▶ [Directive]:
Reproduce the entries word for word, and omit any picture you find in them.

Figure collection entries

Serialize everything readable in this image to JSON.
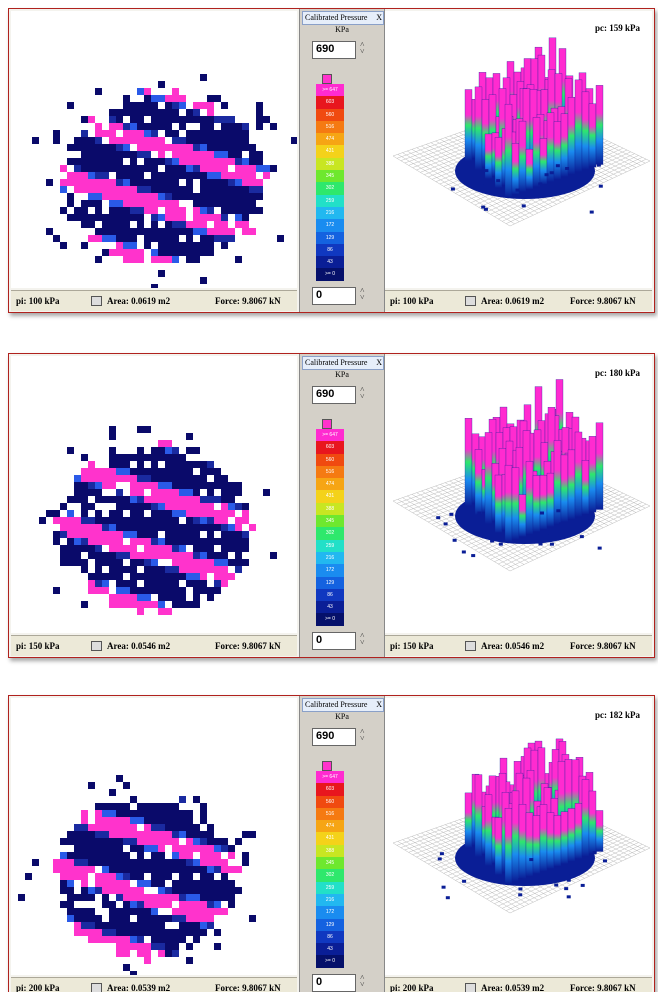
{
  "panels": [
    {
      "legend": {
        "title": "Calibrated Pressure",
        "close": "X",
        "unit": "KPa",
        "max": "690",
        "min": "0",
        "scale": [
          ">= 647",
          "603",
          "560",
          "516",
          "474",
          "431",
          "388",
          "345",
          "302",
          "259",
          "216",
          "172",
          "129",
          "86",
          "43",
          ">= 0"
        ]
      },
      "map_status": {
        "pi": "pi: 100 kPa",
        "area": "Area: 0.0619 m2",
        "force": "Force: 9.8067 kN"
      },
      "view": {
        "pc": "pc: 159 kPa"
      },
      "view_status": {
        "pi": "pi: 100 kPa",
        "area": "Area: 0.0619 m2",
        "force": "Force: 9.8067 kN"
      }
    },
    {
      "legend": {
        "title": "Calibrated Pressure",
        "close": "X",
        "unit": "KPa",
        "max": "690",
        "min": "0",
        "scale": [
          ">= 647",
          "603",
          "560",
          "516",
          "474",
          "431",
          "388",
          "345",
          "302",
          "259",
          "216",
          "172",
          "129",
          "86",
          "43",
          ">= 0"
        ]
      },
      "map_status": {
        "pi": "pi: 150 kPa",
        "area": "Area: 0.0546 m2",
        "force": "Force: 9.8067 kN"
      },
      "view": {
        "pc": "pc: 180 kPa"
      },
      "view_status": {
        "pi": "pi: 150 kPa",
        "area": "Area: 0.0546 m2",
        "force": "Force: 9.8067 kN"
      }
    },
    {
      "legend": {
        "title": "Calibrated Pressure",
        "close": "X",
        "unit": "KPa",
        "max": "690",
        "min": "0",
        "scale": [
          ">= 647",
          "603",
          "560",
          "516",
          "474",
          "431",
          "388",
          "345",
          "302",
          "259",
          "216",
          "172",
          "129",
          "86",
          "43",
          ">= 0"
        ]
      },
      "map_status": {
        "pi": "pi: 200 kPa",
        "area": "Area: 0.0539 m2",
        "force": "Force: 9.8067 kN"
      },
      "view": {
        "pc": "pc: 182 kPa"
      },
      "view_status": {
        "pi": "pi: 200 kPa",
        "area": "Area: 0.0539 m2",
        "force": "Force: 9.8067 kN"
      }
    }
  ]
}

▶ [Response to the exercise]:
Serialize everything readable in this image to JSON.
{
  "panels": [
    {
      "legend": {
        "title": "Calibrated Pressure",
        "close": "X",
        "unit": "KPa",
        "max": "690",
        "min": "0",
        "scale": [
          ">= 647",
          "603",
          "560",
          "516",
          "474",
          "431",
          "388",
          "345",
          "302",
          "259",
          "216",
          "172",
          "129",
          "86",
          "43",
          ">= 0"
        ]
      },
      "map_status": {
        "pi": "pi: 100 kPa",
        "area": "Area: 0.0619 m2",
        "force": "Force: 9.8067 kN"
      },
      "view": {
        "pc": "pc: 159 kPa"
      },
      "view_status": {
        "pi": "pi: 100 kPa",
        "area": "Area: 0.0619 m2",
        "force": "Force: 9.8067 kN"
      }
    },
    {
      "legend": {
        "title": "Calibrated Pressure",
        "close": "X",
        "unit": "KPa",
        "max": "690",
        "min": "0",
        "scale": [
          ">= 647",
          "603",
          "560",
          "516",
          "474",
          "431",
          "388",
          "345",
          "302",
          "259",
          "216",
          "172",
          "129",
          "86",
          "43",
          ">= 0"
        ]
      },
      "map_status": {
        "pi": "pi: 150 kPa",
        "area": "Area: 0.0546 m2",
        "force": "Force: 9.8067 kN"
      },
      "view": {
        "pc": "pc: 180 kPa"
      },
      "view_status": {
        "pi": "pi: 150 kPa",
        "area": "Area: 0.0546 m2",
        "force": "Force: 9.8067 kN"
      }
    },
    {
      "legend": {
        "title": "Calibrated Pressure",
        "close": "X",
        "unit": "KPa",
        "max": "690",
        "min": "0",
        "scale": [
          ">= 647",
          "603",
          "560",
          "516",
          "474",
          "431",
          "388",
          "345",
          "302",
          "259",
          "216",
          "172",
          "129",
          "86",
          "43",
          ">= 0"
        ]
      },
      "map_status": {
        "pi": "pi: 200 kPa",
        "area": "Area: 0.0539 m2",
        "force": "Force: 9.8067 kN"
      },
      "view": {
        "pc": "pc: 182 kPa"
      },
      "view_status": {
        "pi": "pi: 200 kPa",
        "area": "Area: 0.0539 m2",
        "force": "Force: 9.8067 kN"
      }
    }
  ]
}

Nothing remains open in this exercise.